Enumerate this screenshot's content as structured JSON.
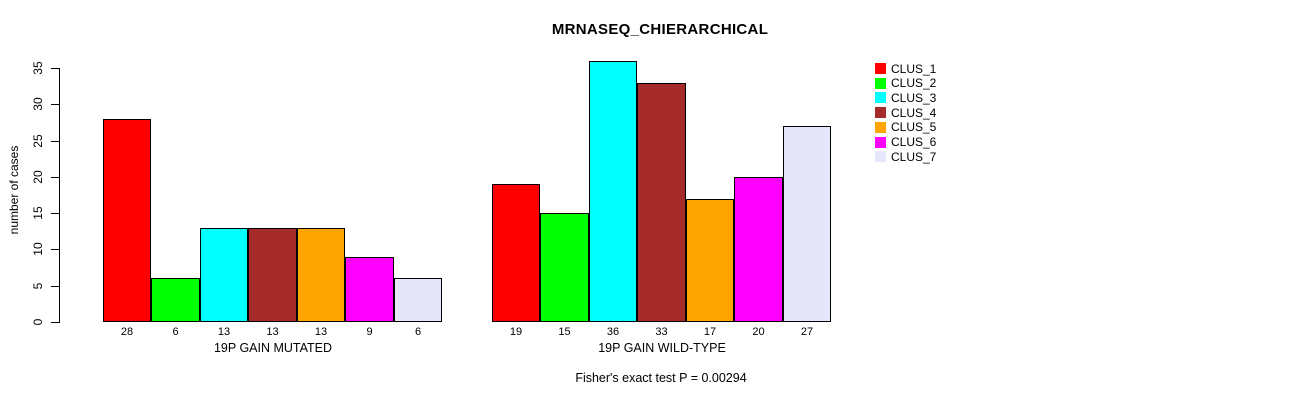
{
  "title": "MRNASEQ_CHIERARCHICAL",
  "footer": "Fisher's exact test P = 0.00294",
  "chart_data": {
    "type": "bar",
    "title": "MRNASEQ_CHIERARCHICAL",
    "xlabel": "",
    "ylabel": "number of cases",
    "ylim": [
      0,
      35
    ],
    "yticks": [
      0,
      5,
      10,
      15,
      20,
      25,
      30,
      35
    ],
    "grid": false,
    "legend_position": "right",
    "bar_value_labels": true,
    "annotation": "Fisher's exact test P = 0.00294",
    "categories": [
      "19P GAIN MUTATED",
      "19P GAIN WILD-TYPE"
    ],
    "series": [
      {
        "name": "CLUS_1",
        "color": "#FF0000",
        "values": [
          28,
          19
        ]
      },
      {
        "name": "CLUS_2",
        "color": "#00FF00",
        "values": [
          6,
          15
        ]
      },
      {
        "name": "CLUS_3",
        "color": "#00FFFF",
        "values": [
          13,
          36
        ]
      },
      {
        "name": "CLUS_4",
        "color": "#A52A2A",
        "values": [
          13,
          33
        ]
      },
      {
        "name": "CLUS_5",
        "color": "#FFA500",
        "values": [
          13,
          17
        ]
      },
      {
        "name": "CLUS_6",
        "color": "#FF00FF",
        "values": [
          9,
          20
        ]
      },
      {
        "name": "CLUS_7",
        "color": "#E6E6FA",
        "values": [
          6,
          27
        ]
      }
    ]
  }
}
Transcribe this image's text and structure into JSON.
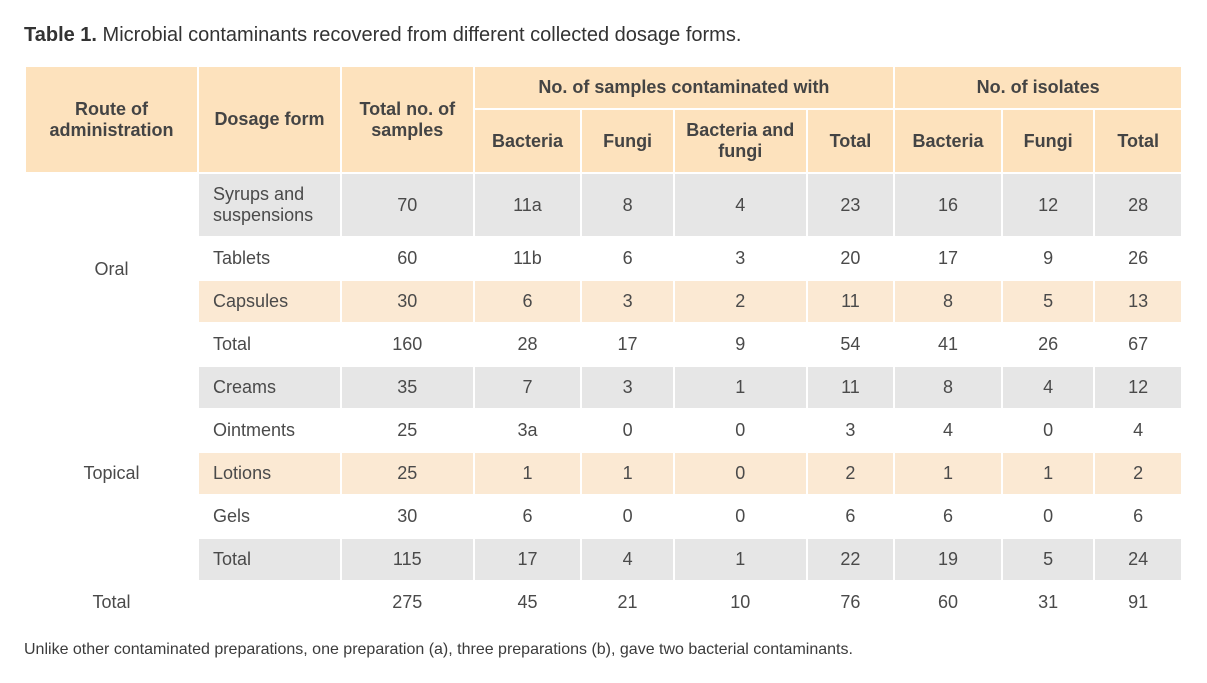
{
  "title_prefix": "Table 1.",
  "title_text": " Microbial contaminants recovered from different collected dosage forms.",
  "footnote": "Unlike other contaminated preparations, one preparation (a), three preparations (b), gave two bacterial contaminants.",
  "header_colors": {
    "header_bg": "#fde2bd",
    "band_grey": "#e6e6e6",
    "band_peach": "#fbe9d3",
    "band_white": "#ffffff",
    "text": "#4a4a4a"
  },
  "columns": {
    "route": "Route of administration",
    "dosage": "Dosage form",
    "total_samples": "Total no. of samples",
    "contam_group": "No. of samples contaminated with",
    "contam_bacteria": "Bacteria",
    "contam_fungi": "Fungi",
    "contam_both": "Bacteria and fungi",
    "contam_total": "Total",
    "isolates_group": "No. of isolates",
    "iso_bacteria": "Bacteria",
    "iso_fungi": "Fungi",
    "iso_total": "Total"
  },
  "rows": [
    {
      "route": "Oral",
      "route_span": 4,
      "dosage": "Syrups and suspensions",
      "total": "70",
      "c_bact": "11a",
      "c_fungi": "8",
      "c_bf": "4",
      "c_tot": "23",
      "i_bact": "16",
      "i_fungi": "12",
      "i_tot": "28",
      "band": "grey"
    },
    {
      "dosage": "Tablets",
      "total": "60",
      "c_bact": "11b",
      "c_fungi": "6",
      "c_bf": "3",
      "c_tot": "20",
      "i_bact": "17",
      "i_fungi": "9",
      "i_tot": "26",
      "band": "white"
    },
    {
      "dosage": "Capsules",
      "total": "30",
      "c_bact": "6",
      "c_fungi": "3",
      "c_bf": "2",
      "c_tot": "11",
      "i_bact": "8",
      "i_fungi": "5",
      "i_tot": "13",
      "band": "peach"
    },
    {
      "dosage": "Total",
      "total": "160",
      "c_bact": "28",
      "c_fungi": "17",
      "c_bf": "9",
      "c_tot": "54",
      "i_bact": "41",
      "i_fungi": "26",
      "i_tot": "67",
      "band": "white"
    },
    {
      "route": "Topical",
      "route_span": 5,
      "dosage": "Creams",
      "total": "35",
      "c_bact": "7",
      "c_fungi": "3",
      "c_bf": "1",
      "c_tot": "11",
      "i_bact": "8",
      "i_fungi": "4",
      "i_tot": "12",
      "band": "grey"
    },
    {
      "dosage": "Ointments",
      "total": "25",
      "c_bact": "3a",
      "c_fungi": "0",
      "c_bf": "0",
      "c_tot": "3",
      "i_bact": "4",
      "i_fungi": "0",
      "i_tot": "4",
      "band": "white"
    },
    {
      "dosage": "Lotions",
      "total": "25",
      "c_bact": "1",
      "c_fungi": "1",
      "c_bf": "0",
      "c_tot": "2",
      "i_bact": "1",
      "i_fungi": "1",
      "i_tot": "2",
      "band": "peach"
    },
    {
      "dosage": "Gels",
      "total": "30",
      "c_bact": "6",
      "c_fungi": "0",
      "c_bf": "0",
      "c_tot": "6",
      "i_bact": "6",
      "i_fungi": "0",
      "i_tot": "6",
      "band": "white"
    },
    {
      "dosage": "Total",
      "total": "115",
      "c_bact": "17",
      "c_fungi": "4",
      "c_bf": "1",
      "c_tot": "22",
      "i_bact": "19",
      "i_fungi": "5",
      "i_tot": "24",
      "band": "grey"
    },
    {
      "route": "Total",
      "route_full": true,
      "dosage": "",
      "total": "275",
      "c_bact": "45",
      "c_fungi": "21",
      "c_bf": "10",
      "c_tot": "76",
      "i_bact": "60",
      "i_fungi": "31",
      "i_tot": "91",
      "band": "white"
    }
  ]
}
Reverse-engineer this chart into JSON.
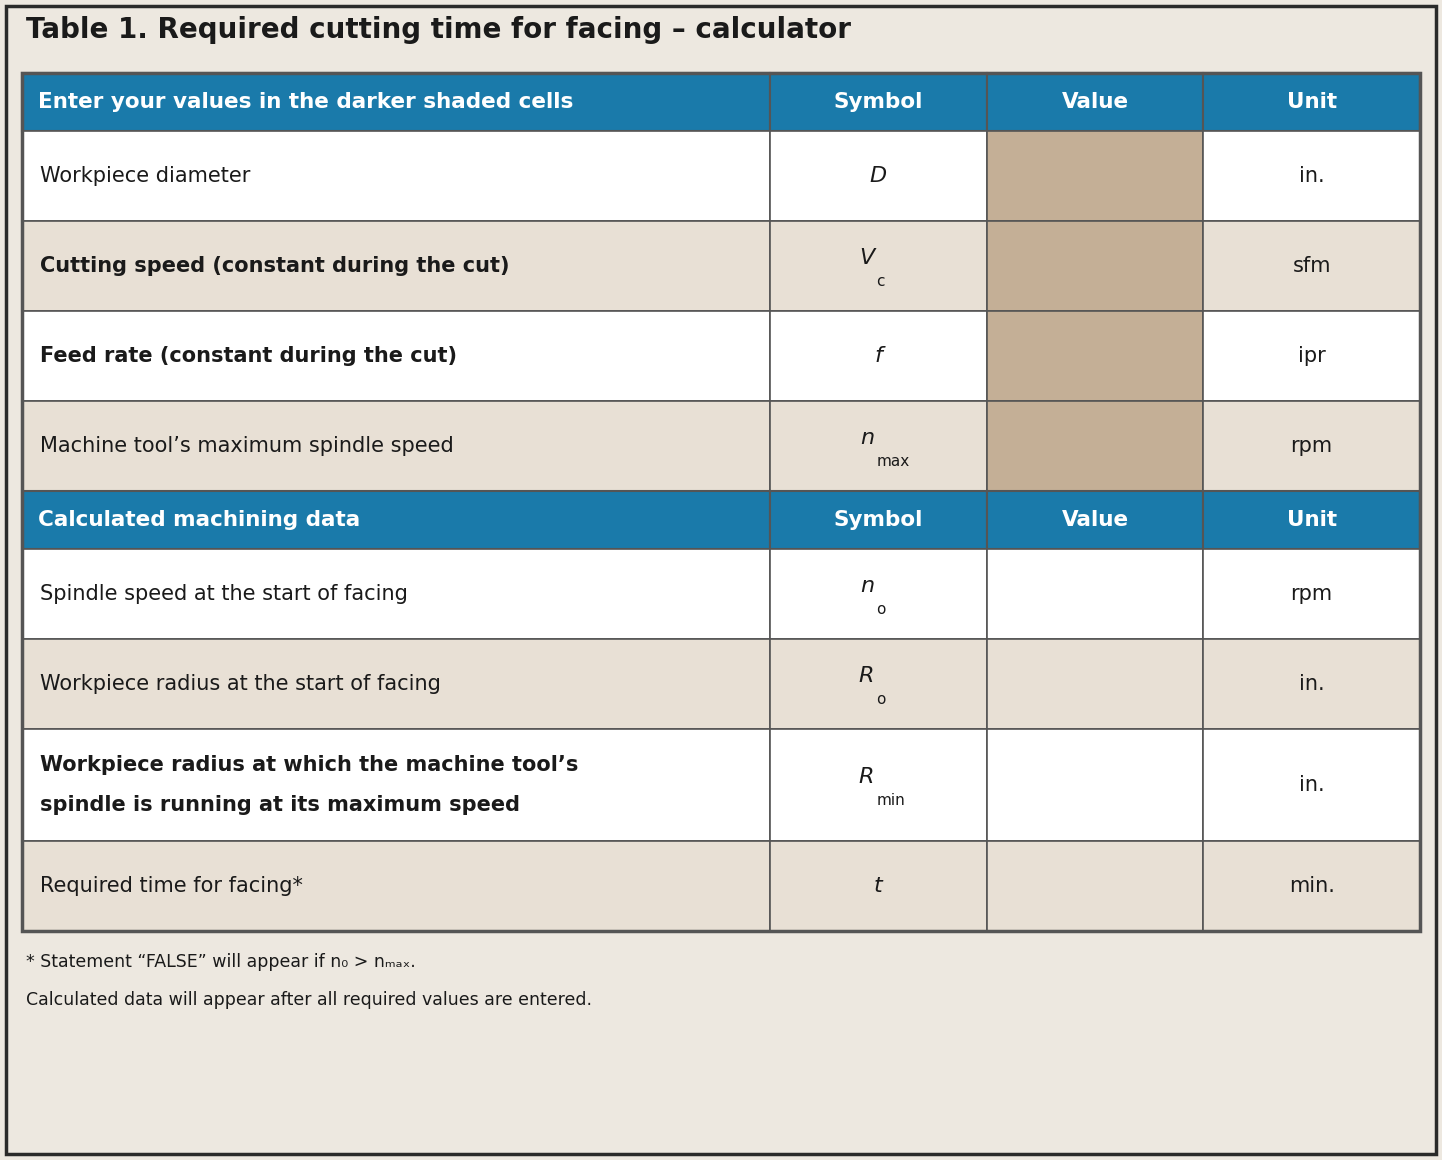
{
  "title": "Table 1. Required cutting time for facing – calculator",
  "header1_text": "Enter your values in the darker shaded cells",
  "header2_text": "Calculated machining data",
  "header_color": "#1a7aaa",
  "col_headers": [
    "Symbol",
    "Value",
    "Unit"
  ],
  "input_rows": [
    {
      "label": "Workpiece diameter",
      "symbol": "D",
      "symbol_sub": "",
      "unit": "in.",
      "bg_label": "#ffffff",
      "bg_symbol": "#ffffff",
      "bg_value": "#c4af96",
      "bg_unit": "#ffffff",
      "bold": false
    },
    {
      "label": "Cutting speed (constant during the cut)",
      "symbol": "V",
      "symbol_sub": "c",
      "unit": "sfm",
      "bg_label": "#e8e0d5",
      "bg_symbol": "#e8e0d5",
      "bg_value": "#c4af96",
      "bg_unit": "#e8e0d5",
      "bold": false
    },
    {
      "label": "Feed rate (constant during the cut)",
      "symbol": "f",
      "symbol_sub": "",
      "unit": "ipr",
      "bg_label": "#ffffff",
      "bg_symbol": "#ffffff",
      "bg_value": "#c4af96",
      "bg_unit": "#ffffff",
      "bold": false
    },
    {
      "label": "Machine tool’s maximum spindle speed",
      "symbol": "n",
      "symbol_sub": "max",
      "unit": "rpm",
      "bg_label": "#e8e0d5",
      "bg_symbol": "#e8e0d5",
      "bg_value": "#c4af96",
      "bg_unit": "#e8e0d5",
      "bold": false
    }
  ],
  "output_rows": [
    {
      "label": "Spindle speed at the start of facing",
      "symbol": "n",
      "symbol_sub": "o",
      "unit": "rpm",
      "bg_label": "#ffffff",
      "bg_symbol": "#ffffff",
      "bg_value": "#ffffff",
      "bg_unit": "#ffffff",
      "bold": false
    },
    {
      "label": "Workpiece radius at the start of facing",
      "symbol": "R",
      "symbol_sub": "o",
      "unit": "in.",
      "bg_label": "#e8e0d5",
      "bg_symbol": "#e8e0d5",
      "bg_value": "#e8e0d5",
      "bg_unit": "#e8e0d5",
      "bold": false
    },
    {
      "label": "Workpiece radius at which the machine tool’s\nspindle is running at its maximum speed",
      "symbol": "R",
      "symbol_sub": "min",
      "unit": "in.",
      "bg_label": "#ffffff",
      "bg_symbol": "#ffffff",
      "bg_value": "#ffffff",
      "bg_unit": "#ffffff",
      "bold": true
    },
    {
      "label": "Required time for facing*",
      "symbol": "t",
      "symbol_sub": "",
      "unit": "min.",
      "bg_label": "#e8e0d5",
      "bg_symbol": "#e8e0d5",
      "bg_value": "#e8e0d5",
      "bg_unit": "#e8e0d5",
      "bold": false
    }
  ],
  "footnote1": "* Statement “FALSE” will appear if n₀ > nₘₐₓ.",
  "footnote2": "Calculated data will appear after all required values are entered.",
  "outer_bg": "#ede8e0",
  "title_color": "#1a1a1a",
  "text_color": "#1a1a1a",
  "white_text": "#ffffff",
  "border_color": "#555555"
}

○ ○ ○ ○ ○

• **THE PROBLEM**
Filter on the word "will": copy each matching line from the entries above.

• **OUTPUT OF THE TASK**
  "footnote1": "* Statement “FALSE” will appear if n₀ > nₘₐₓ.",
  "footnote2": "Calculated data will appear after all required values are entered.",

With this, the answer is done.